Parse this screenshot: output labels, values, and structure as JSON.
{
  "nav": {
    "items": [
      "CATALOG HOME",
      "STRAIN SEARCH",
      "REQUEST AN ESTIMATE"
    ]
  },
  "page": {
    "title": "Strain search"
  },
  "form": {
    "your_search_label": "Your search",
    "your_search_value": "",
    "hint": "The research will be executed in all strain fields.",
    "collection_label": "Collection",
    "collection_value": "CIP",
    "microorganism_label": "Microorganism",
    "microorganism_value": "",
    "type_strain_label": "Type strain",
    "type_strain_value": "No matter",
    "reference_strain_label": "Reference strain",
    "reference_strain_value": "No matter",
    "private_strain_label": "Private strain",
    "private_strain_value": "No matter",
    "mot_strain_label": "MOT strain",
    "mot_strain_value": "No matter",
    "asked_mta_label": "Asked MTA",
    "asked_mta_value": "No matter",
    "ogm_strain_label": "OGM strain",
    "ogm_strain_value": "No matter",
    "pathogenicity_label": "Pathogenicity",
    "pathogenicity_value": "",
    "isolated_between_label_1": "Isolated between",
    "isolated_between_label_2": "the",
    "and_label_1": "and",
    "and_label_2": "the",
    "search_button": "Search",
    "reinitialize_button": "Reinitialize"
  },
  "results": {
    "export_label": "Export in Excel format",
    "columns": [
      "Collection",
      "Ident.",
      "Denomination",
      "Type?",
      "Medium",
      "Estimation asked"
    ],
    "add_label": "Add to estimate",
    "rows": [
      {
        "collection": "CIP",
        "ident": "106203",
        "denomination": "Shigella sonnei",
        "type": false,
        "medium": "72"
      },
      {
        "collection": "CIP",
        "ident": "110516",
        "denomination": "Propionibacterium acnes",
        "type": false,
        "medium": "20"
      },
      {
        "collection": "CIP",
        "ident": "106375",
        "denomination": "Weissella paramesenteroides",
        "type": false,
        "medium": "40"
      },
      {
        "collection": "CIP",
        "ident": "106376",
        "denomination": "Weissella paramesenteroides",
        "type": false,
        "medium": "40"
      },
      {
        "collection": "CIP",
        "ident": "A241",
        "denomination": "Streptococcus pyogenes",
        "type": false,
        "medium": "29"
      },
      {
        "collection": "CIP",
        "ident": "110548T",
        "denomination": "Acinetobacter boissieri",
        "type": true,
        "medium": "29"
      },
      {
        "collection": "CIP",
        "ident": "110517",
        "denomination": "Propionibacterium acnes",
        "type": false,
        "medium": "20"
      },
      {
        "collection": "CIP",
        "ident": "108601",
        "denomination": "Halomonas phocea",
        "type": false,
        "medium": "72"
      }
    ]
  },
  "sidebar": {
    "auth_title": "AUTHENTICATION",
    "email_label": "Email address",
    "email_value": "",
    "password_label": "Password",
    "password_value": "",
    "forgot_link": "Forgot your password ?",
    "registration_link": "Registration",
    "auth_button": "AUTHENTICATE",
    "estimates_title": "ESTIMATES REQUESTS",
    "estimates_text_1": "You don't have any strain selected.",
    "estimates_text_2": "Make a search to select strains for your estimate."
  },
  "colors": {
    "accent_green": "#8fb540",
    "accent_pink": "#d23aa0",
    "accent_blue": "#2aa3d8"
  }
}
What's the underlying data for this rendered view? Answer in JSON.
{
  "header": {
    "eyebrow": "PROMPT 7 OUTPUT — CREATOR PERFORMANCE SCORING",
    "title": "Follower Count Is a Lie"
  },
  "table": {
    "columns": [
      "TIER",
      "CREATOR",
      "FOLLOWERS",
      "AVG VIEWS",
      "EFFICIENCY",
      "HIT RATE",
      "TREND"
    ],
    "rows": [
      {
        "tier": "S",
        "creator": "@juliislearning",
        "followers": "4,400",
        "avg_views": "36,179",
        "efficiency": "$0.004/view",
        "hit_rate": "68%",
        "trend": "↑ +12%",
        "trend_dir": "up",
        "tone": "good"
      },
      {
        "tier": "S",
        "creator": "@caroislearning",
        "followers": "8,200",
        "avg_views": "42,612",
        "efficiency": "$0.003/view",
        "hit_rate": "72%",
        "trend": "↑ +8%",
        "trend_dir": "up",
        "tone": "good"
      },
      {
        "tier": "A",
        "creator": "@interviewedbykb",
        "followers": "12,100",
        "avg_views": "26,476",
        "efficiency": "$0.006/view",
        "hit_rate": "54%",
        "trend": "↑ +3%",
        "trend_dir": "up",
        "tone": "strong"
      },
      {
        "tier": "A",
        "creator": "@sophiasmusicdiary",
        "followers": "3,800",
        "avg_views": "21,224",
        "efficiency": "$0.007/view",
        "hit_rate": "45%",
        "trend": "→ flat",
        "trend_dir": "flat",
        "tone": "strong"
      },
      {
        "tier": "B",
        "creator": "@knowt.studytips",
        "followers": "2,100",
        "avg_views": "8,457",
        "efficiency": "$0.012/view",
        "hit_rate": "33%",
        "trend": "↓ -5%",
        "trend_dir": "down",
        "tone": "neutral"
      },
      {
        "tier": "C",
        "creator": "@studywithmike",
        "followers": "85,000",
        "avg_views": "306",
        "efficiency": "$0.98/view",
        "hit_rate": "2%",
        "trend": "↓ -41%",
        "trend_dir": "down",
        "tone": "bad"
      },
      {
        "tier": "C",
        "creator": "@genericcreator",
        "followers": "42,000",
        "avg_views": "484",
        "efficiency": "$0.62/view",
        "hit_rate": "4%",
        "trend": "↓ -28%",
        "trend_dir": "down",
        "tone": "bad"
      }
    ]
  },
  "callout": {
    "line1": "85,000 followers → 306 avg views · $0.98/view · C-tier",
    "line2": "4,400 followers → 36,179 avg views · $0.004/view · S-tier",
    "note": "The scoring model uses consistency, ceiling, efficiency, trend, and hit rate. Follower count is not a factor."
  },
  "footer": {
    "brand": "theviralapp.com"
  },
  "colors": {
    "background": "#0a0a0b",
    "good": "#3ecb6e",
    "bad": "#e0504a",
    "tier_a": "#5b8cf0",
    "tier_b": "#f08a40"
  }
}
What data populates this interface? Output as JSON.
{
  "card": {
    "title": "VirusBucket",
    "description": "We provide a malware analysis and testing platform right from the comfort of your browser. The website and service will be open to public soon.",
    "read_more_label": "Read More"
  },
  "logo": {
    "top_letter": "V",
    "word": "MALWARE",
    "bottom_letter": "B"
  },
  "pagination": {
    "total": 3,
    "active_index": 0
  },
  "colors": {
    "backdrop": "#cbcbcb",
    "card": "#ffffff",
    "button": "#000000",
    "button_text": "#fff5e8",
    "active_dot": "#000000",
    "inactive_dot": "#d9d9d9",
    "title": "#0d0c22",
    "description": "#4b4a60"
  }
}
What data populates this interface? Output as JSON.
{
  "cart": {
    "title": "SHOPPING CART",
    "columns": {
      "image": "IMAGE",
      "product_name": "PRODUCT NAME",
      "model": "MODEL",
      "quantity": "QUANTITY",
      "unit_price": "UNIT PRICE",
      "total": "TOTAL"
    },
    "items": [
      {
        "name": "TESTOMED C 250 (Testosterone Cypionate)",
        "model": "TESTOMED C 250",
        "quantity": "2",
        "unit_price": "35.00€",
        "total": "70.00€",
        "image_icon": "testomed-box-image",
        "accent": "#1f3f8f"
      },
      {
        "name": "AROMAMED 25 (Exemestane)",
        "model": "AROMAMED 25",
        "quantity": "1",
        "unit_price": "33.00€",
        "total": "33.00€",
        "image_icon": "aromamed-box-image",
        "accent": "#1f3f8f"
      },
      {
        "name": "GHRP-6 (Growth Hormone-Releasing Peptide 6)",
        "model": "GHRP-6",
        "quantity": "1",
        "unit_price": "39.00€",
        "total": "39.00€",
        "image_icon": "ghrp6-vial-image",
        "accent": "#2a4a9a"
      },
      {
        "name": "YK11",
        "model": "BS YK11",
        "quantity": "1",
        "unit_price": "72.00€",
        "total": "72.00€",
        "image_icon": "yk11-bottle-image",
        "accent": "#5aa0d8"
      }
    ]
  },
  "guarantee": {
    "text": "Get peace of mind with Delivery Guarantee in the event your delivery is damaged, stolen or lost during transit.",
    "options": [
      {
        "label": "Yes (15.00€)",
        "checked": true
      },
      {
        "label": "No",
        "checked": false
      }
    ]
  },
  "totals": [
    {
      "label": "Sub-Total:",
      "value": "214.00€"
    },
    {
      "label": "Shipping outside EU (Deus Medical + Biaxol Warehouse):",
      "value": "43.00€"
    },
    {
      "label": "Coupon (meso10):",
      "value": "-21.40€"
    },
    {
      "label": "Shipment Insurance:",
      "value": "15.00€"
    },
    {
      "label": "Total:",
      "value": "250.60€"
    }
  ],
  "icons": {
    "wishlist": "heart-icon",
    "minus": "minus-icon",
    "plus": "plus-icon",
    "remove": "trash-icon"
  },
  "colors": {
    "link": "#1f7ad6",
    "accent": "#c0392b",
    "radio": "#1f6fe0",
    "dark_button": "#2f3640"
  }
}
━━━
Your goal:
Identify each line in the entries with the word "JSON" and copy it.

Task output:
Parse this screenshot: output labels, values, and structure as JSON.
What's the underlying data for this rendered view? Answer in JSON.
What data populates this interface? Output as JSON.
What data populates this interface? Output as JSON.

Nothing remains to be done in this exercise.